▶

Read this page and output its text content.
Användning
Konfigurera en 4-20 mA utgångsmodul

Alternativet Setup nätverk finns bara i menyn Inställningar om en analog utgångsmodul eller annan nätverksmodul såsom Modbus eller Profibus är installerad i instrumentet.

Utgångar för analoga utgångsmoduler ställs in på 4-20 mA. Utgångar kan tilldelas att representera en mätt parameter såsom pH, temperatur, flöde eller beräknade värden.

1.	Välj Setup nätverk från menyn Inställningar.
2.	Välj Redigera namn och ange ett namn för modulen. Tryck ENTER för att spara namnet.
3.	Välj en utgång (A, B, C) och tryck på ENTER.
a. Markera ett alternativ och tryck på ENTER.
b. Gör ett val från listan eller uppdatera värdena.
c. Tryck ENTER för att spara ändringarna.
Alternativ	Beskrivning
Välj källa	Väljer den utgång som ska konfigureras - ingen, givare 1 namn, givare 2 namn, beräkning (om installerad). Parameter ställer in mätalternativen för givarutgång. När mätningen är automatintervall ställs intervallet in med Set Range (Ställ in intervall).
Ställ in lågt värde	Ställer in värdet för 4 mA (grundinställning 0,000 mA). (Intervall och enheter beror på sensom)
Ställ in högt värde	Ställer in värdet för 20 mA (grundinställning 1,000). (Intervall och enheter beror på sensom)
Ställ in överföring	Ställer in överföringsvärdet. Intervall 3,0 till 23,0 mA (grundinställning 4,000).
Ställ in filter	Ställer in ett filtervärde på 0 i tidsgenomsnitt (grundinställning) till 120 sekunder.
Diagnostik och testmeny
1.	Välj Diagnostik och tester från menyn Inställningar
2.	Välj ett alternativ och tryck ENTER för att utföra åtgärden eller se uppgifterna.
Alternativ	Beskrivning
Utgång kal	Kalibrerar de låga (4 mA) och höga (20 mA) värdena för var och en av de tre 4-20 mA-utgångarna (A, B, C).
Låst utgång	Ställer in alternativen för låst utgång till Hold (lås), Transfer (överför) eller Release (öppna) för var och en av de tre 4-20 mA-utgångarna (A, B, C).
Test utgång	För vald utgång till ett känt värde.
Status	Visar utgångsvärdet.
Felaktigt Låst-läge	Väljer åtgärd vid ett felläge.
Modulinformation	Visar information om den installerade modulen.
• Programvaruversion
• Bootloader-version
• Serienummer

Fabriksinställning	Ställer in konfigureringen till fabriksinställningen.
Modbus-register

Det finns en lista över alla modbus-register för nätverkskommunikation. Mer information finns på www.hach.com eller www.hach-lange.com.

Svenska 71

◀

*ASSIGNMENT*: Check each line in the records above for the word "utgångarna". Return those that have it.

*TASK RESPONSE*:
Utgång kal	Kalibrerar de låga (4 mA) och höga (20 mA) värdena för var och en av de tre 4-20 mA-utgångarna (A, B, C).
Låst utgång	Ställer in alternativen för låst utgång till Hold (lås), Transfer (överför) eller Release (öppna) för var och en av de tre 4-20 mA-utgångarna (A, B, C).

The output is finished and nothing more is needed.